EXERCISE AIM: Extract all of the entries and set them down verbatim.

[Figure record extracts]
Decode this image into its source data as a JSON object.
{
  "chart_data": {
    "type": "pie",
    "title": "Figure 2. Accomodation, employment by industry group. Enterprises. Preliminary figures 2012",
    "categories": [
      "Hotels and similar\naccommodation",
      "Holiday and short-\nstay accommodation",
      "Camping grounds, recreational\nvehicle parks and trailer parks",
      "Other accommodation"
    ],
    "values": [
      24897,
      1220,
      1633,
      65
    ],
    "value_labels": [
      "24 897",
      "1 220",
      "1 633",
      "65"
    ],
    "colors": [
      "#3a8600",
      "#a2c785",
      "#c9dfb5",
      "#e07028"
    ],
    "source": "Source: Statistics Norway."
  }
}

SOLUTION TO THIS PROBLEM:
Decode this image into its source data as a JSON object.
{
  "chart_data": {
    "type": "pie",
    "title": "Figure 2. Accomodation, employment by industry group. Enterprises. Preliminary figures 2012",
    "categories": [
      "Hotels and similar\naccommodation",
      "Holiday and short-\nstay accommodation",
      "Camping grounds, recreational\nvehicle parks and trailer parks",
      "Other accommodation"
    ],
    "values": [
      24897,
      1220,
      1633,
      65
    ],
    "value_labels": [
      "24 897",
      "1 220",
      "1 633",
      "65"
    ],
    "colors": [
      "#3a8600",
      "#a2c785",
      "#c9dfb5",
      "#e07028"
    ],
    "source": "Source: Statistics Norway."
  }
}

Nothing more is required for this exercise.